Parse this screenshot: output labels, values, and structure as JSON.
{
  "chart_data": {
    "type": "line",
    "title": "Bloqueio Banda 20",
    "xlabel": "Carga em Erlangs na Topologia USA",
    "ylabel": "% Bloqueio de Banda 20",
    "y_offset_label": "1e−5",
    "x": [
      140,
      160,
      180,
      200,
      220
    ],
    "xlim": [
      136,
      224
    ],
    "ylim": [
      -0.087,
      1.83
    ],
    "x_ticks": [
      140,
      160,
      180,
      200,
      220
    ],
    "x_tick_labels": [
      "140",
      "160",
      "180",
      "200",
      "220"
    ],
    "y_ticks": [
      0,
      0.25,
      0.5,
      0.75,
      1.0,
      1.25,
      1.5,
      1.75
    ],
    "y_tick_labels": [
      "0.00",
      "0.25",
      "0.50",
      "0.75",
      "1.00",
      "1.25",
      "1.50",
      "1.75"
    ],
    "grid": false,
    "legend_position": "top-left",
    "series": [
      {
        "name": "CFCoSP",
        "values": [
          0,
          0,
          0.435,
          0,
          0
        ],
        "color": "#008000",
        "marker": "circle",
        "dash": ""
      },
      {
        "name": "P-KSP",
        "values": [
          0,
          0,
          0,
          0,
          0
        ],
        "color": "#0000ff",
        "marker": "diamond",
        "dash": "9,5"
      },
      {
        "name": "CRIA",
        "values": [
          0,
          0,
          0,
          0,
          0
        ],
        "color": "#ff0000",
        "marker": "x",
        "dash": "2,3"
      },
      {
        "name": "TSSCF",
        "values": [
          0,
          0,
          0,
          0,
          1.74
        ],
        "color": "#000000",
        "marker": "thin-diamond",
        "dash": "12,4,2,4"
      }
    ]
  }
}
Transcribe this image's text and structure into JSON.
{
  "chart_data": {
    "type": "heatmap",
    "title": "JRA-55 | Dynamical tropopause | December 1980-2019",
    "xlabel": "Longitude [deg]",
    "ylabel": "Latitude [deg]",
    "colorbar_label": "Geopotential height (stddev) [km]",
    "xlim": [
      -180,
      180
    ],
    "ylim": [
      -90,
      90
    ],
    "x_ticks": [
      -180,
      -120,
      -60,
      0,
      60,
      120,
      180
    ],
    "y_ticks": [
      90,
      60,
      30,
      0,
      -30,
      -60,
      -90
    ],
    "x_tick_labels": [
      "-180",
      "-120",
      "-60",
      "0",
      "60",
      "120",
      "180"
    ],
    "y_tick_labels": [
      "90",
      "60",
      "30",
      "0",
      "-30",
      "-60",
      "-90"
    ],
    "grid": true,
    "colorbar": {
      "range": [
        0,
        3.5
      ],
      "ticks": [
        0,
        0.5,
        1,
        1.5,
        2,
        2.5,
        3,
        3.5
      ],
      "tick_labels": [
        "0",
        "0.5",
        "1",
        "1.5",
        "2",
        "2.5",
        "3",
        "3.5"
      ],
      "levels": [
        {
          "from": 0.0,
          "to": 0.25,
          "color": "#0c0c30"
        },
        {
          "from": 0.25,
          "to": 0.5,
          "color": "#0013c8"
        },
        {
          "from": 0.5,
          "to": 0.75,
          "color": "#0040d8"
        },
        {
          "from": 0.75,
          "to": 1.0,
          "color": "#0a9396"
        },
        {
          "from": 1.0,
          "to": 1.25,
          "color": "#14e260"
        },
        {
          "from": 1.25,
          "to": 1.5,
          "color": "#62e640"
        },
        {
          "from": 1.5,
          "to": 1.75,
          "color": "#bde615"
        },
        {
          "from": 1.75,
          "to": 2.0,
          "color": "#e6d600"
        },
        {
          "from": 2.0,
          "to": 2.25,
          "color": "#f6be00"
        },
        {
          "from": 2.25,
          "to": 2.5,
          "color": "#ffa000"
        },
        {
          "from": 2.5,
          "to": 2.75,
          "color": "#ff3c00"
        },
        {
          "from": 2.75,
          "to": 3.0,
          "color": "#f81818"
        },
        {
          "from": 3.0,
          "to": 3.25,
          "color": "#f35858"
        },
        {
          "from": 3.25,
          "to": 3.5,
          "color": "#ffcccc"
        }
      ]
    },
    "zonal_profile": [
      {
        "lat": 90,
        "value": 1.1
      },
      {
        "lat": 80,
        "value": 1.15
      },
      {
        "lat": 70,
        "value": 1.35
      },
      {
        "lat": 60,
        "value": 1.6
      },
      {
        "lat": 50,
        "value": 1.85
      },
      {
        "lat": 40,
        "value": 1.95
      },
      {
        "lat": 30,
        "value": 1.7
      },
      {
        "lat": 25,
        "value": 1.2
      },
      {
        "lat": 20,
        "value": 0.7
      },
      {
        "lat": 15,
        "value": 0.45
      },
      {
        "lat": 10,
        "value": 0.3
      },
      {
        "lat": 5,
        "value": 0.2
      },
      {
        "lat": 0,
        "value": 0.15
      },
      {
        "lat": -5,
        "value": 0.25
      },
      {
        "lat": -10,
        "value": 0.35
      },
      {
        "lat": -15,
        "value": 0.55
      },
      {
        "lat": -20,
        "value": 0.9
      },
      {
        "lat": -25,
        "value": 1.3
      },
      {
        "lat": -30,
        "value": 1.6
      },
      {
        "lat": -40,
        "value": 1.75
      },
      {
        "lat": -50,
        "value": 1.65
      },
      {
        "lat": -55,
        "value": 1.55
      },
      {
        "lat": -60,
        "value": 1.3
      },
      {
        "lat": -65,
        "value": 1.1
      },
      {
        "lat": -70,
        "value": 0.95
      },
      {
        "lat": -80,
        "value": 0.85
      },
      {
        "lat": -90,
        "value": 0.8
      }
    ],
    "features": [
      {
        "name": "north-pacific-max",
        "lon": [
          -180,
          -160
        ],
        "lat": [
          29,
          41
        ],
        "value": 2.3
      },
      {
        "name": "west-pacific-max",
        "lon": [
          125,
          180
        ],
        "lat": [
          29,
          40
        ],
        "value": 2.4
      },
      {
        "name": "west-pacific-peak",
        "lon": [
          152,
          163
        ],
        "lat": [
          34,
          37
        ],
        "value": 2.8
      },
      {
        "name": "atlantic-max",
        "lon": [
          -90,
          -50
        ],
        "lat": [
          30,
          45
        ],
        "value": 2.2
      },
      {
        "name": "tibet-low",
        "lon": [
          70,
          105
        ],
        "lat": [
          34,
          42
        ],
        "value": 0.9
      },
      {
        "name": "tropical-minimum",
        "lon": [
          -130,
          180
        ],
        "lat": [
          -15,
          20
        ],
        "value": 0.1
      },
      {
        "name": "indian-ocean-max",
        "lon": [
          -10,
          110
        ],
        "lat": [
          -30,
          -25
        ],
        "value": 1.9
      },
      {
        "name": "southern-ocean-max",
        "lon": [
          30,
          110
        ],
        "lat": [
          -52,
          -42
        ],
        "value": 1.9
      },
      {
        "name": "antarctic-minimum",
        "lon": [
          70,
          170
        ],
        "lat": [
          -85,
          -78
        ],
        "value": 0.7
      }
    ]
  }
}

:::

Identify which lines contain the word "Banda" and copy each one.

= Task output =
    "title": "Bloqueio Banda 20",
    "ylabel": "% Bloqueio de Banda 20",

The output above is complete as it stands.